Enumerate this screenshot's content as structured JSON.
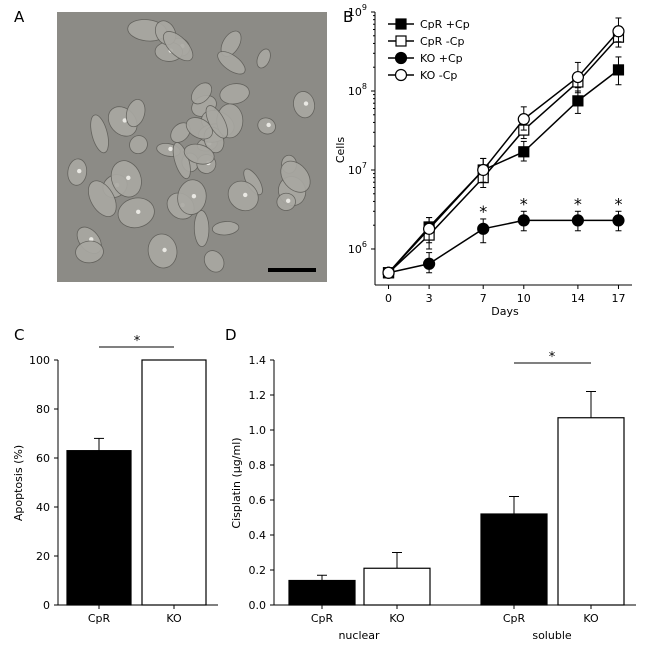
{
  "panels": {
    "A": {
      "letter": "A",
      "image_description_free": true,
      "colors": {
        "background": "#8c8b86",
        "cell": "#a9a8a2",
        "scale_bar": "#000000"
      }
    },
    "B": {
      "letter": "B"
    },
    "C": {
      "letter": "C"
    },
    "D": {
      "letter": "D"
    }
  },
  "chart_data": [
    {
      "id": "B",
      "type": "line",
      "xlabel": "Days",
      "ylabel": "Cells",
      "yscale": "log",
      "ylim": [
        350000,
        1000000000
      ],
      "x": [
        0,
        3,
        7,
        10,
        14,
        17
      ],
      "x_tick_labels": [
        "0",
        "3",
        "7",
        "10",
        "14",
        "17"
      ],
      "y_ticks": [
        {
          "value": 1000000,
          "base": "10",
          "exp": "6"
        },
        {
          "value": 10000000,
          "base": "10",
          "exp": "7"
        },
        {
          "value": 100000000,
          "base": "10",
          "exp": "8"
        },
        {
          "value": 1000000000,
          "base": "10",
          "exp": "9"
        }
      ],
      "legend_position": "top-left",
      "series": [
        {
          "name": "CpR +Cp",
          "marker": "square",
          "fill": "#000000",
          "values": [
            500000,
            1900000,
            10000000,
            17000000,
            75000000,
            185000000
          ],
          "err_low": [
            450000,
            1300000,
            7500000,
            13000000,
            52000000,
            120000000
          ],
          "err_high": [
            560000,
            2500000,
            14000000,
            23000000,
            100000000,
            270000000
          ]
        },
        {
          "name": "CpR -Cp",
          "marker": "square",
          "fill": "#ffffff",
          "values": [
            500000,
            1500000,
            8000000,
            32000000,
            130000000,
            480000000
          ],
          "err_low": [
            450000,
            1000000,
            6000000,
            25000000,
            95000000,
            360000000
          ],
          "err_high": [
            560000,
            2200000,
            11000000,
            42000000,
            170000000,
            640000000
          ]
        },
        {
          "name": "KO +Cp",
          "marker": "circle",
          "fill": "#000000",
          "values": [
            500000,
            650000,
            1800000,
            2300000,
            2300000,
            2300000
          ],
          "err_low": [
            450000,
            500000,
            1200000,
            1700000,
            1700000,
            1700000
          ],
          "err_high": [
            560000,
            900000,
            2400000,
            3000000,
            3000000,
            3000000
          ]
        },
        {
          "name": "KO -Cp",
          "marker": "circle",
          "fill": "#ffffff",
          "values": [
            500000,
            1800000,
            10000000,
            44000000,
            150000000,
            570000000
          ],
          "err_low": [
            450000,
            1200000,
            7000000,
            32000000,
            110000000,
            420000000
          ],
          "err_high": [
            560000,
            2500000,
            14000000,
            63000000,
            230000000,
            840000000
          ]
        }
      ],
      "significance": [
        {
          "x": 7,
          "label": "*"
        },
        {
          "x": 10,
          "label": "*"
        },
        {
          "x": 14,
          "label": "*"
        },
        {
          "x": 17,
          "label": "*"
        }
      ]
    },
    {
      "id": "C",
      "type": "bar",
      "categories": [
        "CpR",
        "KO"
      ],
      "values": [
        63,
        100
      ],
      "errors": [
        5,
        0
      ],
      "fills": [
        "#000000",
        "#ffffff"
      ],
      "ylabel": "Apoptosis (%)",
      "ylim": [
        0,
        100
      ],
      "y_ticks": [
        "0",
        "20",
        "40",
        "60",
        "80",
        "100"
      ],
      "significance": {
        "between": [
          "CpR",
          "KO"
        ],
        "label": "*"
      }
    },
    {
      "id": "D",
      "type": "bar",
      "groups": [
        "nuclear",
        "soluble"
      ],
      "categories": [
        "CpR",
        "KO"
      ],
      "series": [
        {
          "name": "CpR",
          "fill": "#000000",
          "values": [
            0.14,
            0.52
          ],
          "errors": [
            0.03,
            0.1
          ]
        },
        {
          "name": "KO",
          "fill": "#ffffff",
          "values": [
            0.21,
            1.07
          ],
          "errors": [
            0.09,
            0.15
          ]
        }
      ],
      "ylabel": "Cisplatin (µg/ml)",
      "ylim": [
        0,
        1.4
      ],
      "y_ticks": [
        "0.0",
        "0.2",
        "0.4",
        "0.6",
        "0.8",
        "1.0",
        "1.2",
        "1.4"
      ],
      "significance": {
        "group": "soluble",
        "label": "*"
      }
    }
  ]
}
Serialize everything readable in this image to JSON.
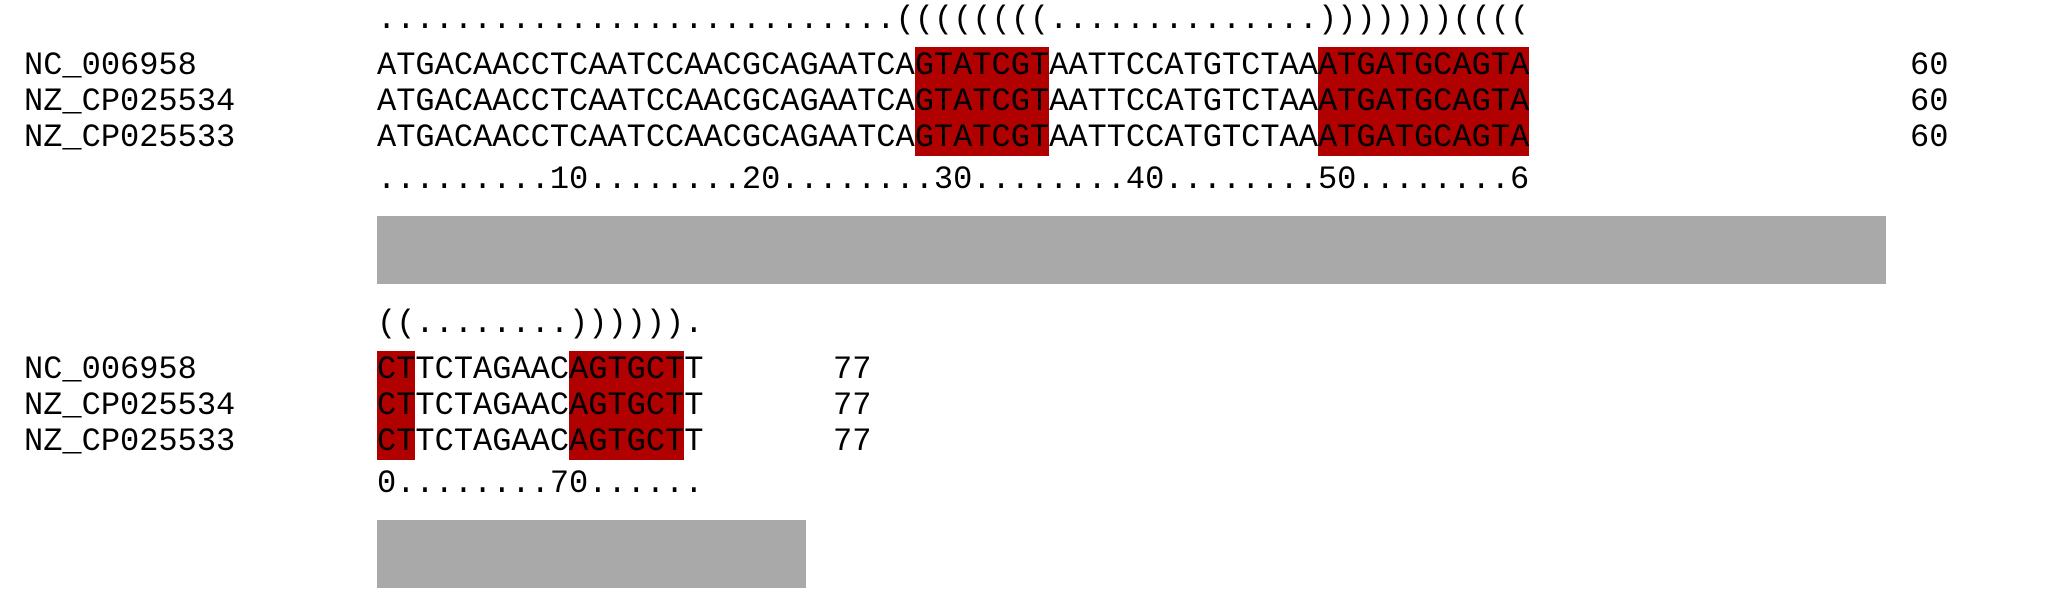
{
  "blocks": [
    {
      "structure": "...........................((((((((..............)))))))((((",
      "rows": [
        {
          "name": "NC_006958",
          "segments": [
            "ATGACAACCTCAATCCAACGCAGAATCA",
            "GTATCGT",
            "AATTCCATGTCTAA",
            "ATGATGCAGTA"
          ],
          "count": "60"
        },
        {
          "name": "NZ_CP025534",
          "segments": [
            "ATGACAACCTCAATCCAACGCAGAATCA",
            "GTATCGT",
            "AATTCCATGTCTAA",
            "ATGATGCAGTA"
          ],
          "count": "60"
        },
        {
          "name": "NZ_CP025533",
          "segments": [
            "ATGACAACCTCAATCCAACGCAGAATCA",
            "GTATCGT",
            "AATTCCATGTCTAA",
            "ATGATGCAGTA"
          ],
          "count": "60"
        }
      ],
      "ruler": ".........10........20........30........40........50........6"
    },
    {
      "structure": "((........)))))).",
      "rows": [
        {
          "name": "NC_006958",
          "segments": [
            "",
            "CT",
            "TCTAGAAC",
            "AGTGCT",
            "T"
          ],
          "count": "77"
        },
        {
          "name": "NZ_CP025534",
          "segments": [
            "",
            "CT",
            "TCTAGAAC",
            "AGTGCT",
            "T"
          ],
          "count": "77"
        },
        {
          "name": "NZ_CP025533",
          "segments": [
            "",
            "CT",
            "TCTAGAAC",
            "AGTGCT",
            "T"
          ],
          "count": "77"
        }
      ],
      "ruler": "0........70......"
    }
  ],
  "colors": {
    "highlight": "#b00000",
    "bar": "#a9a9a9"
  }
}
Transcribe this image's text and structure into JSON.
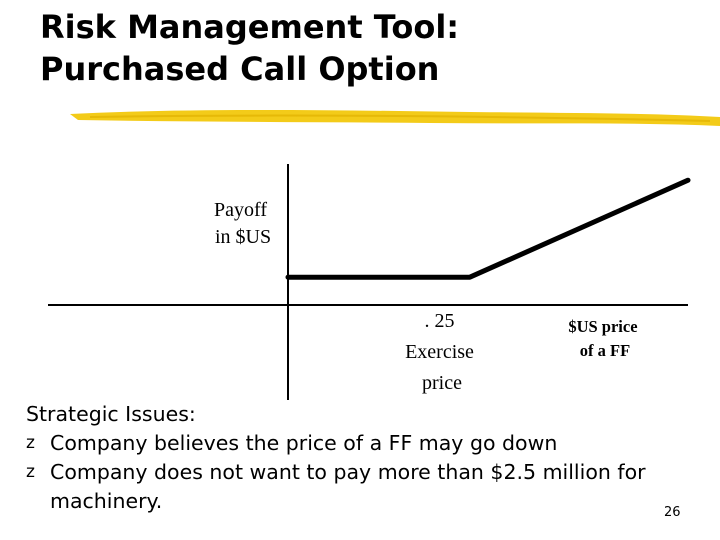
{
  "slide": {
    "title_line1": "Risk Management Tool:",
    "title_line2": "Purchased Call Option",
    "slide_number": "26",
    "accent_color": "#f2c500"
  },
  "chart_data": {
    "type": "line",
    "y_axis_label_line1": "Payoff",
    "y_axis_label_line2": "in $US",
    "x_axis_label_line1": "$US price",
    "x_axis_label_line2": "of a FF",
    "exercise_label_line1": ". 25",
    "exercise_label_line2": "Exercise",
    "exercise_label_line3": "price",
    "exercise_price": 0.25,
    "xlim": [
      0,
      0.55
    ],
    "ylim": [
      -0.38,
      0.35
    ],
    "series": [
      {
        "points": [
          [
            0,
            0
          ],
          [
            0.25,
            0
          ],
          [
            0.55,
            0.3
          ]
        ]
      }
    ]
  },
  "issues": {
    "heading": "Strategic Issues:",
    "bullet_glyph": "z",
    "item1": "Company believes the price of a FF may go down",
    "item2_line1": "Company does not want to pay more than $2.5 million for",
    "item2_line2": "machinery."
  }
}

======

**Exercise brief**
Omit every picture while copying the listing above exactly.

**Solution**
Enumerate this screenshot's content as structured JSON.
{
  "panels": {
    "A": {
      "letter": "A",
      "image_description_free": true,
      "colors": {
        "background": "#8c8b86",
        "cell": "#a9a8a2",
        "scale_bar": "#000000"
      }
    },
    "B": {
      "letter": "B"
    },
    "C": {
      "letter": "C"
    },
    "D": {
      "letter": "D"
    }
  },
  "chart_data": [
    {
      "id": "B",
      "type": "line",
      "xlabel": "Days",
      "ylabel": "Cells",
      "yscale": "log",
      "ylim": [
        350000,
        1000000000
      ],
      "x": [
        0,
        3,
        7,
        10,
        14,
        17
      ],
      "x_tick_labels": [
        "0",
        "3",
        "7",
        "10",
        "14",
        "17"
      ],
      "y_ticks": [
        {
          "value": 1000000,
          "base": "10",
          "exp": "6"
        },
        {
          "value": 10000000,
          "base": "10",
          "exp": "7"
        },
        {
          "value": 100000000,
          "base": "10",
          "exp": "8"
        },
        {
          "value": 1000000000,
          "base": "10",
          "exp": "9"
        }
      ],
      "legend_position": "top-left",
      "series": [
        {
          "name": "CpR +Cp",
          "marker": "square",
          "fill": "#000000",
          "values": [
            500000,
            1900000,
            10000000,
            17000000,
            75000000,
            185000000
          ],
          "err_low": [
            450000,
            1300000,
            7500000,
            13000000,
            52000000,
            120000000
          ],
          "err_high": [
            560000,
            2500000,
            14000000,
            23000000,
            100000000,
            270000000
          ]
        },
        {
          "name": "CpR -Cp",
          "marker": "square",
          "fill": "#ffffff",
          "values": [
            500000,
            1500000,
            8000000,
            32000000,
            130000000,
            480000000
          ],
          "err_low": [
            450000,
            1000000,
            6000000,
            25000000,
            95000000,
            360000000
          ],
          "err_high": [
            560000,
            2200000,
            11000000,
            42000000,
            170000000,
            640000000
          ]
        },
        {
          "name": "KO +Cp",
          "marker": "circle",
          "fill": "#000000",
          "values": [
            500000,
            650000,
            1800000,
            2300000,
            2300000,
            2300000
          ],
          "err_low": [
            450000,
            500000,
            1200000,
            1700000,
            1700000,
            1700000
          ],
          "err_high": [
            560000,
            900000,
            2400000,
            3000000,
            3000000,
            3000000
          ]
        },
        {
          "name": "KO -Cp",
          "marker": "circle",
          "fill": "#ffffff",
          "values": [
            500000,
            1800000,
            10000000,
            44000000,
            150000000,
            570000000
          ],
          "err_low": [
            450000,
            1200000,
            7000000,
            32000000,
            110000000,
            420000000
          ],
          "err_high": [
            560000,
            2500000,
            14000000,
            63000000,
            230000000,
            840000000
          ]
        }
      ],
      "significance": [
        {
          "x": 7,
          "label": "*"
        },
        {
          "x": 10,
          "label": "*"
        },
        {
          "x": 14,
          "label": "*"
        },
        {
          "x": 17,
          "label": "*"
        }
      ]
    },
    {
      "id": "C",
      "type": "bar",
      "categories": [
        "CpR",
        "KO"
      ],
      "values": [
        63,
        100
      ],
      "errors": [
        5,
        0
      ],
      "fills": [
        "#000000",
        "#ffffff"
      ],
      "ylabel": "Apoptosis (%)",
      "ylim": [
        0,
        100
      ],
      "y_ticks": [
        "0",
        "20",
        "40",
        "60",
        "80",
        "100"
      ],
      "significance": {
        "between": [
          "CpR",
          "KO"
        ],
        "label": "*"
      }
    },
    {
      "id": "D",
      "type": "bar",
      "groups": [
        "nuclear",
        "soluble"
      ],
      "categories": [
        "CpR",
        "KO"
      ],
      "series": [
        {
          "name": "CpR",
          "fill": "#000000",
          "values": [
            0.14,
            0.52
          ],
          "errors": [
            0.03,
            0.1
          ]
        },
        {
          "name": "KO",
          "fill": "#ffffff",
          "values": [
            0.21,
            1.07
          ],
          "errors": [
            0.09,
            0.15
          ]
        }
      ],
      "ylabel": "Cisplatin (µg/ml)",
      "ylim": [
        0,
        1.4
      ],
      "y_ticks": [
        "0.0",
        "0.2",
        "0.4",
        "0.6",
        "0.8",
        "1.0",
        "1.2",
        "1.4"
      ],
      "significance": {
        "group": "soluble",
        "label": "*"
      }
    }
  ]
}
Serialize everything readable in this image to JSON.
{
  "blocks": [
    {
      "structure": "...........................((((((((..............)))))))((((",
      "rows": [
        {
          "name": "NC_006958",
          "segments": [
            "ATGACAACCTCAATCCAACGCAGAATCA",
            "GTATCGT",
            "AATTCCATGTCTAA",
            "ATGATGCAGTA"
          ],
          "count": "60"
        },
        {
          "name": "NZ_CP025534",
          "segments": [
            "ATGACAACCTCAATCCAACGCAGAATCA",
            "GTATCGT",
            "AATTCCATGTCTAA",
            "ATGATGCAGTA"
          ],
          "count": "60"
        },
        {
          "name": "NZ_CP025533",
          "segments": [
            "ATGACAACCTCAATCCAACGCAGAATCA",
            "GTATCGT",
            "AATTCCATGTCTAA",
            "ATGATGCAGTA"
          ],
          "count": "60"
        }
      ],
      "ruler": ".........10........20........30........40........50........6"
    },
    {
      "structure": "((........)))))).",
      "rows": [
        {
          "name": "NC_006958",
          "segments": [
            "",
            "CT",
            "TCTAGAAC",
            "AGTGCT",
            "T"
          ],
          "count": "77"
        },
        {
          "name": "NZ_CP025534",
          "segments": [
            "",
            "CT",
            "TCTAGAAC",
            "AGTGCT",
            "T"
          ],
          "count": "77"
        },
        {
          "name": "NZ_CP025533",
          "segments": [
            "",
            "CT",
            "TCTAGAAC",
            "AGTGCT",
            "T"
          ],
          "count": "77"
        }
      ],
      "ruler": "0........70......"
    }
  ],
  "colors": {
    "highlight": "#b00000",
    "bar": "#a9a9a9"
  }
}
Transcribe this image's text and structure into JSON.
{
  "slide": {
    "title_line1": "Risk Management Tool:",
    "title_line2": "Purchased Call Option",
    "slide_number": "26",
    "accent_color": "#f2c500"
  },
  "chart_data": {
    "type": "line",
    "y_axis_label_line1": "Payoff",
    "y_axis_label_line2": "in $US",
    "x_axis_label_line1": "$US price",
    "x_axis_label_line2": "of a FF",
    "exercise_label_line1": ". 25",
    "exercise_label_line2": "Exercise",
    "exercise_label_line3": "price",
    "exercise_price": 0.25,
    "xlim": [
      0,
      0.55
    ],
    "ylim": [
      -0.38,
      0.35
    ],
    "series": [
      {
        "points": [
          [
            0,
            0
          ],
          [
            0.25,
            0
          ],
          [
            0.55,
            0.3
          ]
        ]
      }
    ]
  },
  "issues": {
    "heading": "Strategic Issues:",
    "bullet_glyph": "z",
    "item1": "Company believes the price of a FF may go down",
    "item2_line1": "Company does not want to pay more than $2.5 million for",
    "item2_line2": "machinery."
  }
}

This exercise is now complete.